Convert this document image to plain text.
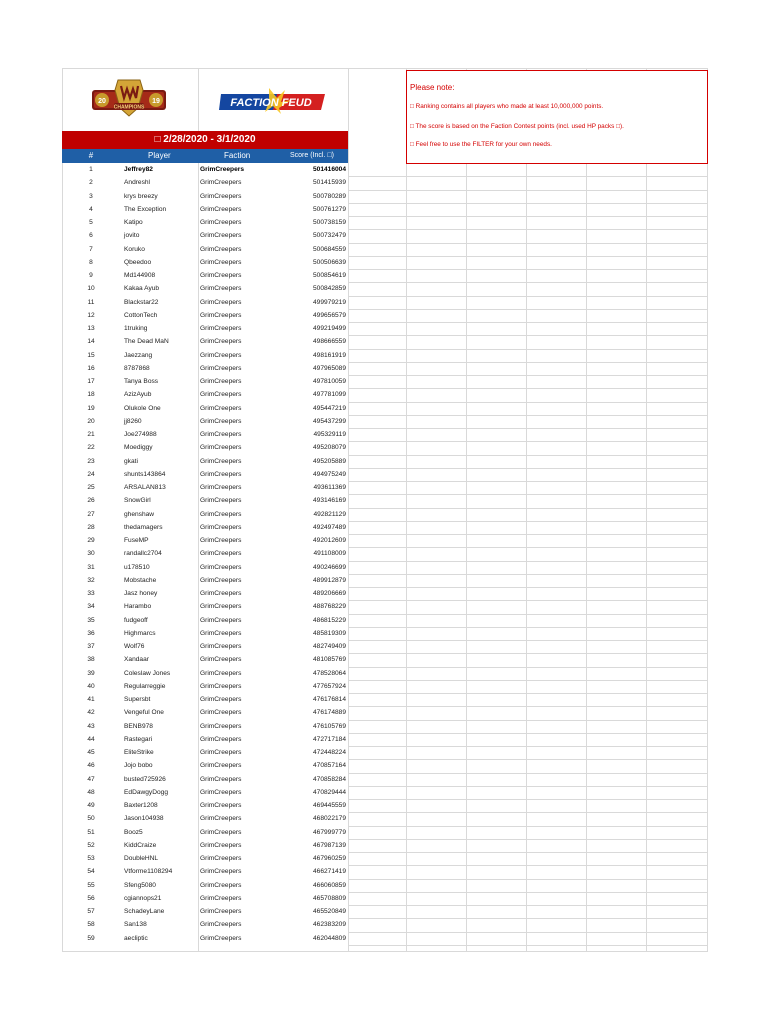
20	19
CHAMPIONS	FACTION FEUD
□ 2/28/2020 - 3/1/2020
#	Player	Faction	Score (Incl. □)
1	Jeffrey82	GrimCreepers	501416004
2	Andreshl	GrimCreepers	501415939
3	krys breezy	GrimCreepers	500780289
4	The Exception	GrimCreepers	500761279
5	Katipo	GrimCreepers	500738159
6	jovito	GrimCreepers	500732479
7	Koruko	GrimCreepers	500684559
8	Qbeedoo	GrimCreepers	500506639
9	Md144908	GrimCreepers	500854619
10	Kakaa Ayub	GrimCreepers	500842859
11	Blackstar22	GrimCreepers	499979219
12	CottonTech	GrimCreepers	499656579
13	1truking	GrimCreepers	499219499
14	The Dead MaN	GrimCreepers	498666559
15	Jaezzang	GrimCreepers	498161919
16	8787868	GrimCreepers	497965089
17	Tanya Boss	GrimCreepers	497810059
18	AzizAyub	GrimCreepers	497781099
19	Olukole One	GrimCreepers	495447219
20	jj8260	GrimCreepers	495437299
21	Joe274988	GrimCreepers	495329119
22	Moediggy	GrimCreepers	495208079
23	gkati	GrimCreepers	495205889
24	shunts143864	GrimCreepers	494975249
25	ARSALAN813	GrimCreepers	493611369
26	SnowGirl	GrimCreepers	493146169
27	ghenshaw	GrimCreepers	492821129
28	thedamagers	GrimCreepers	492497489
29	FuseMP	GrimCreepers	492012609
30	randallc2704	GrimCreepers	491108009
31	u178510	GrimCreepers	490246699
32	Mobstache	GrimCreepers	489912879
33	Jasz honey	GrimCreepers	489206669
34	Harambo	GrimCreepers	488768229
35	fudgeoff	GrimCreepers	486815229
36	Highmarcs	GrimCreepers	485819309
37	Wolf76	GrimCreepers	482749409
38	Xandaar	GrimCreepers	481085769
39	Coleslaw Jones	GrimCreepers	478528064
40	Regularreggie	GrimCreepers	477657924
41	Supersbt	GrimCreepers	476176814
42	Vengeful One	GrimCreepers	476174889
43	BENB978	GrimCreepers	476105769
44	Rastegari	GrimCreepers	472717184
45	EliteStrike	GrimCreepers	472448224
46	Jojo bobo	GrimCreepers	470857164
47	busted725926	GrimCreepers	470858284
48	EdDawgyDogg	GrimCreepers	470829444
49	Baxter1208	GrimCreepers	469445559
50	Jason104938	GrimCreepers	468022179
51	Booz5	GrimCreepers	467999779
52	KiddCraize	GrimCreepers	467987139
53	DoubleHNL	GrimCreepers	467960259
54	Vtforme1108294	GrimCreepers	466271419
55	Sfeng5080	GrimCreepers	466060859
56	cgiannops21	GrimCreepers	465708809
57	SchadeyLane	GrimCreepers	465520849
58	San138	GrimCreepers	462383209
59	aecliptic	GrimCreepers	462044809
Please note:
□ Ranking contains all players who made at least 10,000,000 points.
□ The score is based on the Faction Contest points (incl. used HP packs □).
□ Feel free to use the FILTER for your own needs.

* * *

OBJECTIVE -
Track down all lines above with the string "points" and copy them.

SOLVED PROBLEM -
□ Ranking contains all players who made at least 10,000,000 points.
□ The score is based on the Faction Contest points (incl. used HP packs □).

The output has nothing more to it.